From the entries below, gather every line containing the string "Documents".

Data entries:
□ □ □ □ □
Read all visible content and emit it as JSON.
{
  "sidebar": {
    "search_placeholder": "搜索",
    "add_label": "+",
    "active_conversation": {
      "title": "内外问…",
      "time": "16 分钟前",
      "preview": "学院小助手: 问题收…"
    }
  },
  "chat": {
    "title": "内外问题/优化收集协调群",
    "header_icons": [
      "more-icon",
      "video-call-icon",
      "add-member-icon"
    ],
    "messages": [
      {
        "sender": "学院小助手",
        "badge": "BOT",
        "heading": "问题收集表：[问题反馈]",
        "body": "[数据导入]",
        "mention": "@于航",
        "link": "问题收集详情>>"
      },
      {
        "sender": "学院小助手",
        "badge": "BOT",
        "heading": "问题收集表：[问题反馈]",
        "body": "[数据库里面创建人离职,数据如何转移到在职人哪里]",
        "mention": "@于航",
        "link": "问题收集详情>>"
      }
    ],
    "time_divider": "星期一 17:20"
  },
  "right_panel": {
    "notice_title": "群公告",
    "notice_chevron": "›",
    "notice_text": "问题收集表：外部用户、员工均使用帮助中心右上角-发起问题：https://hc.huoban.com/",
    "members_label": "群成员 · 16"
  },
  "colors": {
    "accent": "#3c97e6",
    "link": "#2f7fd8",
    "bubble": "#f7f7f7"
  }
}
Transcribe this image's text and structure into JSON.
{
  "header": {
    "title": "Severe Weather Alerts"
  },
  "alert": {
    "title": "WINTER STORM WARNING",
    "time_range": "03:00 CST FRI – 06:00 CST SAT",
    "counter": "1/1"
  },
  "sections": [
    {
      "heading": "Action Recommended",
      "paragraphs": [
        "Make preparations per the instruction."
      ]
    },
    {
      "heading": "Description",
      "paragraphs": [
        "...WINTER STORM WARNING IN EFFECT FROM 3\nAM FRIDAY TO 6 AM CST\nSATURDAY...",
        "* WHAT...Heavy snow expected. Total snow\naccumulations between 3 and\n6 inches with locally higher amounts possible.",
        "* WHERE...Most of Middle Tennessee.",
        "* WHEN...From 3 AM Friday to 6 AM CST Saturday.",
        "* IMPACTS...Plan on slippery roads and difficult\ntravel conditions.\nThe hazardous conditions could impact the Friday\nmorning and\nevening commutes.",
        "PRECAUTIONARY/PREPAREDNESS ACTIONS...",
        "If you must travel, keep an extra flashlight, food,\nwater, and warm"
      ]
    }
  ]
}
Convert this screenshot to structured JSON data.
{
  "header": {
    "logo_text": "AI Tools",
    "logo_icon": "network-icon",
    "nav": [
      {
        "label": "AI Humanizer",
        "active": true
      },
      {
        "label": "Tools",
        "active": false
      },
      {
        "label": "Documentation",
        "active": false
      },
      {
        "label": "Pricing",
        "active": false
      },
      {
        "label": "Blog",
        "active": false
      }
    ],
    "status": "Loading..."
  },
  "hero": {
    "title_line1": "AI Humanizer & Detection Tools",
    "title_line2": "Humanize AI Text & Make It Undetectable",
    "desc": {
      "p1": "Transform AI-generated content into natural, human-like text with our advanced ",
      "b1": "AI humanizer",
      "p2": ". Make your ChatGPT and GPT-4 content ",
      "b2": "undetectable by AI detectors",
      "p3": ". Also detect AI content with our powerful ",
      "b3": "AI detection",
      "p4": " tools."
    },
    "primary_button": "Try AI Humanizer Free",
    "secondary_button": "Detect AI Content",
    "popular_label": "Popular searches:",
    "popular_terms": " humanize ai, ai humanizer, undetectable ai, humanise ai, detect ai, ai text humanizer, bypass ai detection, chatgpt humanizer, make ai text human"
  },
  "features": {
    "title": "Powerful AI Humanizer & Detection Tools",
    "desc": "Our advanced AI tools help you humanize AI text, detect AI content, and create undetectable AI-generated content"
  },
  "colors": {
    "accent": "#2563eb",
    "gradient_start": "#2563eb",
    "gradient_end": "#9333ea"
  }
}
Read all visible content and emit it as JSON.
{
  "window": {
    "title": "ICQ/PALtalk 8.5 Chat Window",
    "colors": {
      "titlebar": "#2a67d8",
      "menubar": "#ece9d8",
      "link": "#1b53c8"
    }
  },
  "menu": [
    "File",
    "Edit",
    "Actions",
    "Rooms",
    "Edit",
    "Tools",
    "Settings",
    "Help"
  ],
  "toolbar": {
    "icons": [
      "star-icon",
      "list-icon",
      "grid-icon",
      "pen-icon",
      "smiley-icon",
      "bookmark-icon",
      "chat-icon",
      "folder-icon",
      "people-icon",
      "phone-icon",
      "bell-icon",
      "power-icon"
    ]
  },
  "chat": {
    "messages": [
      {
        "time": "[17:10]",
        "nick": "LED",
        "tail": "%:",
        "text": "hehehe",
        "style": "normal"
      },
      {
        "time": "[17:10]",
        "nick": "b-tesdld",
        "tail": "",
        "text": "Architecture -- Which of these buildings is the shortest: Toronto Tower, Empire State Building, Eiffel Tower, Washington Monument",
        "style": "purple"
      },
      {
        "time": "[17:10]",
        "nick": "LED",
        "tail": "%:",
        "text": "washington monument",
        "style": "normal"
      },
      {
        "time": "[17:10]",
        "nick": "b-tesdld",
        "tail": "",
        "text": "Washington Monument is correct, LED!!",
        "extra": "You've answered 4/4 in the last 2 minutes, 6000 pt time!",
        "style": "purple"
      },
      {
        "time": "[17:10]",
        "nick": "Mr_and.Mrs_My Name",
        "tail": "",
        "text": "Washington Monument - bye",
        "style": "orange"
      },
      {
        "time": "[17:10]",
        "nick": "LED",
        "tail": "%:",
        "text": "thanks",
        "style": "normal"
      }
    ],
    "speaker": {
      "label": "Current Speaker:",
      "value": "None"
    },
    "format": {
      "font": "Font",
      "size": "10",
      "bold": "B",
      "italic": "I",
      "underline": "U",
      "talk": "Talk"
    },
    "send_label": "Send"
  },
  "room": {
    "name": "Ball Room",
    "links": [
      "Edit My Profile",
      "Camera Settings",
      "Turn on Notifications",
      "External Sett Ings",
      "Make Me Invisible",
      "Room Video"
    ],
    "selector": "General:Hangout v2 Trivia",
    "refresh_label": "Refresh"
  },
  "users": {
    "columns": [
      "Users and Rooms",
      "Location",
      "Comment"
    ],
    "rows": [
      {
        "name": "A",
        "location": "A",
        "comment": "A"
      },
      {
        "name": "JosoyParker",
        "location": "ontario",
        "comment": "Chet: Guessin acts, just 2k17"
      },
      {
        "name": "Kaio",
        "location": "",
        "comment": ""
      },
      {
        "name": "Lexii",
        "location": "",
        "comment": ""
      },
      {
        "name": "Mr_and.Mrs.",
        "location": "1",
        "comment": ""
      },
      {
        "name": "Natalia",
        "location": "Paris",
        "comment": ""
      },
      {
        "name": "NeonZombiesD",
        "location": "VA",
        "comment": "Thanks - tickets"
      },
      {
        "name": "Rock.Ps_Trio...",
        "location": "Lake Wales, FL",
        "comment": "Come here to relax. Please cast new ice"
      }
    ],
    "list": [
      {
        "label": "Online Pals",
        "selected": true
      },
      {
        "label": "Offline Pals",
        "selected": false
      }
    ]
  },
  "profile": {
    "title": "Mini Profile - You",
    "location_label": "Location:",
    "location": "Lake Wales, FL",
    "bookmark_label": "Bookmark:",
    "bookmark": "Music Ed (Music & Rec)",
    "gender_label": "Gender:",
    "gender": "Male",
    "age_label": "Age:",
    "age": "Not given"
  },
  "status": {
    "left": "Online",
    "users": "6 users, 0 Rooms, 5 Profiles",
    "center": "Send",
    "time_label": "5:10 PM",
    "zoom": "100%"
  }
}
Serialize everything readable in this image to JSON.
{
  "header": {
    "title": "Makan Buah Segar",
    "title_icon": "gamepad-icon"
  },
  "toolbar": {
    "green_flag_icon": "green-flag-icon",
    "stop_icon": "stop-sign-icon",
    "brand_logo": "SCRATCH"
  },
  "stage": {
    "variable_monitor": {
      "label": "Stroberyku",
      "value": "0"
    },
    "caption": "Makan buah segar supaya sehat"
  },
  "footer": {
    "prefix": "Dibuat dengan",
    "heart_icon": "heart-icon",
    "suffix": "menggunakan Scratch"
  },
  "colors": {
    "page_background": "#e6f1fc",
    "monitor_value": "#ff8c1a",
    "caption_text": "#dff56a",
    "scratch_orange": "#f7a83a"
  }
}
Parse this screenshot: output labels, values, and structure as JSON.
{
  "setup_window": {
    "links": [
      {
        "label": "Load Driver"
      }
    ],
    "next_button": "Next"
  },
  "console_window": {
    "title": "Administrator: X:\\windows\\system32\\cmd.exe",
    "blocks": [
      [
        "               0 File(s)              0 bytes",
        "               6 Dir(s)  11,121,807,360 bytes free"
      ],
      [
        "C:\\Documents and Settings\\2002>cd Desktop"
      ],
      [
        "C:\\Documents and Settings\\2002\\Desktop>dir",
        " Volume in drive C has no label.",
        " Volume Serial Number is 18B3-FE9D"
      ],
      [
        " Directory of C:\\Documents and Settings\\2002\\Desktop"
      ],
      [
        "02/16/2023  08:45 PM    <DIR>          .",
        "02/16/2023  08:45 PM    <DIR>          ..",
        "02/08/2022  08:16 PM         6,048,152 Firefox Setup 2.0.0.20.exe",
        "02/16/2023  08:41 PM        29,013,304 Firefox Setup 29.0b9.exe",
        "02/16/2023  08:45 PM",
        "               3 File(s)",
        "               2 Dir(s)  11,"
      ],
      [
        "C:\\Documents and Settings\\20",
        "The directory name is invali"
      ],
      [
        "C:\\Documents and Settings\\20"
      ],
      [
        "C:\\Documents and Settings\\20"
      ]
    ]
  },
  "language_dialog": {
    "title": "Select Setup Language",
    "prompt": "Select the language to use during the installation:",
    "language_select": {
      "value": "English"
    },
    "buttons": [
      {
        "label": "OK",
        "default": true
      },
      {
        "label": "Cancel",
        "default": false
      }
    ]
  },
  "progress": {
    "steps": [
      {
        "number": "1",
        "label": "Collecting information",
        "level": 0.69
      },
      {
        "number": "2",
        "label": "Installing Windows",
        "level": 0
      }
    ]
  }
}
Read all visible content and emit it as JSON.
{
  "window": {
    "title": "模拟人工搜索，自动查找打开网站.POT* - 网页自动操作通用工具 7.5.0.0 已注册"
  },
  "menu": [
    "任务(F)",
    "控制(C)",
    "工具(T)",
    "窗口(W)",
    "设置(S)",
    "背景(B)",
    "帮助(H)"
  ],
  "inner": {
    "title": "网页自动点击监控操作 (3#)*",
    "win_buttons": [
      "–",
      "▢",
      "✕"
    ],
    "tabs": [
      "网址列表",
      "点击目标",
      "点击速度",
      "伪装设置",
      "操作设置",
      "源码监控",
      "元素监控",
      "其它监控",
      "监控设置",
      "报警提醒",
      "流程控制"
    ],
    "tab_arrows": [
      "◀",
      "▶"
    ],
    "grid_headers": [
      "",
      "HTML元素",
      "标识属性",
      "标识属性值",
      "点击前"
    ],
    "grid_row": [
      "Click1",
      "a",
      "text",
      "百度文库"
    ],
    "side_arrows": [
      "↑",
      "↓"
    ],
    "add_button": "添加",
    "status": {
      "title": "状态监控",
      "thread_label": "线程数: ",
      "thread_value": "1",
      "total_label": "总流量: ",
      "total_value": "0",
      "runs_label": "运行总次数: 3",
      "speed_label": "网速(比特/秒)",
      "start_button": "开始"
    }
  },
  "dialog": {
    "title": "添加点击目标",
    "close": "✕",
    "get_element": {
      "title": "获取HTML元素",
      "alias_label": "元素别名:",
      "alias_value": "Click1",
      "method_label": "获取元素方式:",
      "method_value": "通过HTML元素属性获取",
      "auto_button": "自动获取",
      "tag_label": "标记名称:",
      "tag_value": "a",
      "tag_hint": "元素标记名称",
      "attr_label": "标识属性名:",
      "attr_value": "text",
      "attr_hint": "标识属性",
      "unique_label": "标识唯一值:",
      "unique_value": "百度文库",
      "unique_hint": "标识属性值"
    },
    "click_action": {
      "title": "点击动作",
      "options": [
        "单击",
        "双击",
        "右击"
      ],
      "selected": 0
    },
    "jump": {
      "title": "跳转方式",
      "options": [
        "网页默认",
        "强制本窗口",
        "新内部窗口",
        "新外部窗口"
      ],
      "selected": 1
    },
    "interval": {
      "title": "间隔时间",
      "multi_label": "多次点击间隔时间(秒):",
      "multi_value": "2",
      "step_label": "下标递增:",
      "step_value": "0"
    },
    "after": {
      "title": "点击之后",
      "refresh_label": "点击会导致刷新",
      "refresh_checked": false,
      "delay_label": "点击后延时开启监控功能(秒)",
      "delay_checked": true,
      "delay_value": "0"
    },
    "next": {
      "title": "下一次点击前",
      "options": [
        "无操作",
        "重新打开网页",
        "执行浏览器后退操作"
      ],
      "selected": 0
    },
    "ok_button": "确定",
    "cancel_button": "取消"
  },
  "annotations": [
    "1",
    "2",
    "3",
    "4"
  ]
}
□ □ □ □ □
Exercise answer:
        "C:\\Documents and Settings\\2002>cd Desktop"
        "C:\\Documents and Settings\\2002\\Desktop>dir",
        " Directory of C:\\Documents and Settings\\2002\\Desktop"
        "C:\\Documents and Settings\\20",
        "C:\\Documents and Settings\\20"
        "C:\\Documents and Settings\\20"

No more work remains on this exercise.